◆ WRITTEN PROBLEM: Reproduce word for word every line from the first line of the entries through the line containing "section-heading [94,325,599,362]", with both of those lines included.

[Region annotation records]
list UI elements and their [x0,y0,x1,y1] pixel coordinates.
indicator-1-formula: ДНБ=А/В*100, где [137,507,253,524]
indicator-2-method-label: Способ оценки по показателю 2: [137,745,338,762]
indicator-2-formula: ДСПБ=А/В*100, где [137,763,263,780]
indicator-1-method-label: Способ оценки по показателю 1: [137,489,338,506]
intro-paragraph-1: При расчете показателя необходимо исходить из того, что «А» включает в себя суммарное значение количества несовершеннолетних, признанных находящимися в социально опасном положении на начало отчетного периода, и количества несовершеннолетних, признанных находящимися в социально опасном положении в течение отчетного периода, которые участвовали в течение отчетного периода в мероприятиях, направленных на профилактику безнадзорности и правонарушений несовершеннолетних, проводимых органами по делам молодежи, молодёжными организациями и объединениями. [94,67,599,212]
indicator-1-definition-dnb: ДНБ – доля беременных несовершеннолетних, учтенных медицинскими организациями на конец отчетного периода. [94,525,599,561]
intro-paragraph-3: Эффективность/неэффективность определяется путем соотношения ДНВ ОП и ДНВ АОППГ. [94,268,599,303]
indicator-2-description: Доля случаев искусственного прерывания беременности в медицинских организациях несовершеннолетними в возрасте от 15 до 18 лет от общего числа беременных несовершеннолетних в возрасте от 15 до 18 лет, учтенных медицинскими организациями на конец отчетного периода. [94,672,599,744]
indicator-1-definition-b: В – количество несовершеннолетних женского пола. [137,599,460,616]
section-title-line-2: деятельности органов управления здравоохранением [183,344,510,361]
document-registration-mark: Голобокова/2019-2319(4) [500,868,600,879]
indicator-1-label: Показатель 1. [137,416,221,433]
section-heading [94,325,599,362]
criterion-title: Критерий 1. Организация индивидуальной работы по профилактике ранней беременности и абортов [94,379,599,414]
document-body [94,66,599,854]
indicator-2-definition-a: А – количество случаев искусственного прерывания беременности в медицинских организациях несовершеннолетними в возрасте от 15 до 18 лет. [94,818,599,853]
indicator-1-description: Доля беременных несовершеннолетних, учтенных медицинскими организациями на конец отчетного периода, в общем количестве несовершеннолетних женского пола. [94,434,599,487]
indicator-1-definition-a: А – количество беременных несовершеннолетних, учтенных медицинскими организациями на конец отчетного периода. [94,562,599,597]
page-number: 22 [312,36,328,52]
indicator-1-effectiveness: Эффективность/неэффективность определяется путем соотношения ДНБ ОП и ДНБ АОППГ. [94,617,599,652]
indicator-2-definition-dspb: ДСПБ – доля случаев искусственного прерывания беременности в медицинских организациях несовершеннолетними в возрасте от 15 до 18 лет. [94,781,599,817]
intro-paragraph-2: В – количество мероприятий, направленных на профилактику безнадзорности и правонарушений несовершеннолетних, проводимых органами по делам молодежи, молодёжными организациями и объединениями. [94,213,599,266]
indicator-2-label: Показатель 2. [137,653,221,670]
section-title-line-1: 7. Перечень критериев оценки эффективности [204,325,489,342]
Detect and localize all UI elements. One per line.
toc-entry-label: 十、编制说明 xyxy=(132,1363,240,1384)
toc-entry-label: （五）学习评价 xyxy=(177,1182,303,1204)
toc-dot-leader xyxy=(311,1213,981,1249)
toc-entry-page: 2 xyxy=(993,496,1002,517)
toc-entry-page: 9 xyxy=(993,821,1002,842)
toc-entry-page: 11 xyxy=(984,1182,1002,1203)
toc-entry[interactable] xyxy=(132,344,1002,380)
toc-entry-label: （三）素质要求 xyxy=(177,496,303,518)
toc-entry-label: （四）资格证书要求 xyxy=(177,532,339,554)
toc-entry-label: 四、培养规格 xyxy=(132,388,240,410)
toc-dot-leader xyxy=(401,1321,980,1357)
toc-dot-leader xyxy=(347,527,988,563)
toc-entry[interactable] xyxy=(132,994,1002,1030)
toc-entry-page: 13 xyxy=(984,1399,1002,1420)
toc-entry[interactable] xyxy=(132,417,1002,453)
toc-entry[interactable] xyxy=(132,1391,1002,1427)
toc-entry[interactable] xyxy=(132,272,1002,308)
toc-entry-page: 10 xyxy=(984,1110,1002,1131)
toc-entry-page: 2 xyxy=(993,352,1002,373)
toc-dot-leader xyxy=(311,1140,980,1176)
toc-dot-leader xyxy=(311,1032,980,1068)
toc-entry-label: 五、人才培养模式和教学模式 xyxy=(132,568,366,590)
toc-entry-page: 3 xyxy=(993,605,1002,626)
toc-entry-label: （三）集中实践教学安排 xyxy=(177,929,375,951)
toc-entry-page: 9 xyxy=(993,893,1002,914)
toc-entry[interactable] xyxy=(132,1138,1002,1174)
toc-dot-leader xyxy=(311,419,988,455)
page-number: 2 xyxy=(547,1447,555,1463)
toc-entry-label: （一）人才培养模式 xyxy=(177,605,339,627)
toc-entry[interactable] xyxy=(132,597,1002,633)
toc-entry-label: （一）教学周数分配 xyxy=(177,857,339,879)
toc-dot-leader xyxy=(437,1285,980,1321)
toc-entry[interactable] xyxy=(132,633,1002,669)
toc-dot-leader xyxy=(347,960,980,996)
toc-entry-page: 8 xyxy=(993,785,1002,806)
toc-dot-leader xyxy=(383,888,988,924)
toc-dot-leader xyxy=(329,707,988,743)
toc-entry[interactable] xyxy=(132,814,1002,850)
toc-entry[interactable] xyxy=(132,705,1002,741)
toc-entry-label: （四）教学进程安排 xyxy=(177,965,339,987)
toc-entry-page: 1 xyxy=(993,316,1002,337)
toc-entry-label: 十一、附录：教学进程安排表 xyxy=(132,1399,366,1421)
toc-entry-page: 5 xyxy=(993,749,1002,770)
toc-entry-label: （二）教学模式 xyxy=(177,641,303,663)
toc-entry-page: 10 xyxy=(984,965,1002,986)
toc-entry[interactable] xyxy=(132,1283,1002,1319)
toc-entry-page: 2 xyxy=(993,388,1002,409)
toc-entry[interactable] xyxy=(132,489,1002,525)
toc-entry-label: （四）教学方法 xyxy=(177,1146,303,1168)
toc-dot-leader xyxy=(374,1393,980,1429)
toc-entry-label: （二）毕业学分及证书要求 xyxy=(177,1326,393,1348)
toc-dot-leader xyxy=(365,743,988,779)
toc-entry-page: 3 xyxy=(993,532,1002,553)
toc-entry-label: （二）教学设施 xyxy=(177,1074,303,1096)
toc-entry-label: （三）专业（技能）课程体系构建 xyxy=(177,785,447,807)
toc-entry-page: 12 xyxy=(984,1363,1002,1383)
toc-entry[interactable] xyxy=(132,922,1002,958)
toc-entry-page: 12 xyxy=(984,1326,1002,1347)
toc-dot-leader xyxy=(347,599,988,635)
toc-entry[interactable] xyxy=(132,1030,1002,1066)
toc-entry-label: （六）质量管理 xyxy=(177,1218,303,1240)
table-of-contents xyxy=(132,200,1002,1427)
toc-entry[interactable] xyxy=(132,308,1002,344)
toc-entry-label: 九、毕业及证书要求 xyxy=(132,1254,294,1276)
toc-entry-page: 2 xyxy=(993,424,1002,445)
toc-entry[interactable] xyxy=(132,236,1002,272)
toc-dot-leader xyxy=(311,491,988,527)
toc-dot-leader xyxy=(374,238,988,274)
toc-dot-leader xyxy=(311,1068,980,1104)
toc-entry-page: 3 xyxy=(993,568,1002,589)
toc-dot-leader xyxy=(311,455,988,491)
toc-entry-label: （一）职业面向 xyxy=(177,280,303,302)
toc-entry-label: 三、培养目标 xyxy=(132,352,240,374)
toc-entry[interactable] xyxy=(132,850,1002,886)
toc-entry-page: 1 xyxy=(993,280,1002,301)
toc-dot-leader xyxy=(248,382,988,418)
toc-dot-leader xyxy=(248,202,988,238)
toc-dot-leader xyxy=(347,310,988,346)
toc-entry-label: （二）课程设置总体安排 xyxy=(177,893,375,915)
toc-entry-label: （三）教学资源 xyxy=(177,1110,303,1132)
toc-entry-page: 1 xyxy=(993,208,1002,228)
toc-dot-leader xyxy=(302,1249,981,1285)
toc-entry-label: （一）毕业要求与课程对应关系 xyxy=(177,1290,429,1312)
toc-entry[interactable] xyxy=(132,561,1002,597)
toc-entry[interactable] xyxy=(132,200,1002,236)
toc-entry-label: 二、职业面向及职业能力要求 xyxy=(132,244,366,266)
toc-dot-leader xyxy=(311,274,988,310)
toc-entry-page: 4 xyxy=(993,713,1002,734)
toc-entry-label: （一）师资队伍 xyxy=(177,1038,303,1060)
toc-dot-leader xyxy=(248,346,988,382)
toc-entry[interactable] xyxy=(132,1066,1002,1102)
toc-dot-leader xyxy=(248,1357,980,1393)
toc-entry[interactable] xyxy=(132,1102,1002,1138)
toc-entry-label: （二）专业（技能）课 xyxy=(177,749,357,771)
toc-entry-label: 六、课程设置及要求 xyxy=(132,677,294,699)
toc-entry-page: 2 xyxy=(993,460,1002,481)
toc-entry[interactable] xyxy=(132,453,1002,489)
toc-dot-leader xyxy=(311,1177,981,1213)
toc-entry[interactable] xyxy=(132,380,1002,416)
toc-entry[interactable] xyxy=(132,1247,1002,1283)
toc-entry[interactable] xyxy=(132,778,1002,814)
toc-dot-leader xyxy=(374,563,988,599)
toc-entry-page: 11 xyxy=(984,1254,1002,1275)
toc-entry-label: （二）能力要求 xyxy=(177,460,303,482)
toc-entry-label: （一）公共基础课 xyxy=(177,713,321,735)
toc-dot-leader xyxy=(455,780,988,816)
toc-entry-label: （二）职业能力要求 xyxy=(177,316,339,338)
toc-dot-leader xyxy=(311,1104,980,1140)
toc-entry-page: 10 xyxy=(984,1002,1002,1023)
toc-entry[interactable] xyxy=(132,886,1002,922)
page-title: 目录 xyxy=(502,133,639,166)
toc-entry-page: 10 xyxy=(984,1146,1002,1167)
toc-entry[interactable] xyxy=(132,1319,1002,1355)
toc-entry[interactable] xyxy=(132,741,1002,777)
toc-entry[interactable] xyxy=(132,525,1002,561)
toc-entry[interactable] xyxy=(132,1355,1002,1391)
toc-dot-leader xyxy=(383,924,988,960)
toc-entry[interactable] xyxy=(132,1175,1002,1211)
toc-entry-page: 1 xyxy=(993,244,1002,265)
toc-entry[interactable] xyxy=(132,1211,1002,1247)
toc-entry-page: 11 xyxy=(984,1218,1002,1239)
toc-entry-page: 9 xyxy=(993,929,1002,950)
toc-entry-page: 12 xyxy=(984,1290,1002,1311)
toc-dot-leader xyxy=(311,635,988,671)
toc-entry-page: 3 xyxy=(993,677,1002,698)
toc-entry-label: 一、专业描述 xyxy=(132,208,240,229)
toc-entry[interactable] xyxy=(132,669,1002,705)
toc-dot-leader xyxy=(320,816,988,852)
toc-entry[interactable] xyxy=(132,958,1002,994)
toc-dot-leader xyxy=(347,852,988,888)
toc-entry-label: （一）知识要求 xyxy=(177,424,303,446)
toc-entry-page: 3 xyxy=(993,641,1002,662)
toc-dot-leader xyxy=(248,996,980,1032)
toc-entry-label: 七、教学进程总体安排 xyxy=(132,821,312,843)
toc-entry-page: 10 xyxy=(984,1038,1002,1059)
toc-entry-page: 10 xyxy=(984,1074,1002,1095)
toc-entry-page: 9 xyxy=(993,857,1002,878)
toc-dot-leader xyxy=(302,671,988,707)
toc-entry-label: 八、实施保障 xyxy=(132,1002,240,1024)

◆ ANSWER TO THE TASK:
list UI elements and their [x0,y0,x1,y1] pixel coordinates.
indicator-1-formula: ДНБ=А/В*100, где [137,507,253,524]
indicator-2-method-label: Способ оценки по показателю 2: [137,745,338,762]
indicator-2-formula: ДСПБ=А/В*100, где [137,763,263,780]
indicator-1-method-label: Способ оценки по показателю 1: [137,489,338,506]
intro-paragraph-1: При расчете показателя необходимо исходить из того, что «А» включает в себя суммарное значение количества несовершеннолетних, признанных находящимися в социально опасном положении на начало отчетного периода, и количества несовершеннолетних, признанных находящимися в социально опасном положении в течение отчетного периода, которые участвовали в течение отчетного периода в мероприятиях, направленных на профилактику безнадзорности и правонарушений несовершеннолетних, проводимых органами по делам молодежи, молодёжными организациями и объединениями. [94,67,599,212]
indicator-1-definition-dnb: ДНБ – доля беременных несовершеннолетних, учтенных медицинскими организациями на конец отчетного периода. [94,525,599,561]
intro-paragraph-3: Эффективность/неэффективность определяется путем соотношения ДНВ ОП и ДНВ АОППГ. [94,268,599,303]
indicator-2-description: Доля случаев искусственного прерывания беременности в медицинских организациях несовершеннолетними в возрасте от 15 до 18 лет от общего числа беременных несовершеннолетних в возрасте от 15 до 18 лет, учтенных медицинскими организациями на конец отчетного периода. [94,672,599,744]
indicator-1-definition-b: В – количество несовершеннолетних женского пола. [137,599,460,616]
section-title-line-2: деятельности органов управления здравоохранением [183,344,510,361]
document-registration-mark: Голобокова/2019-2319(4) [500,868,600,879]
indicator-1-label: Показатель 1. [137,416,221,433]
section-heading [94,325,599,362]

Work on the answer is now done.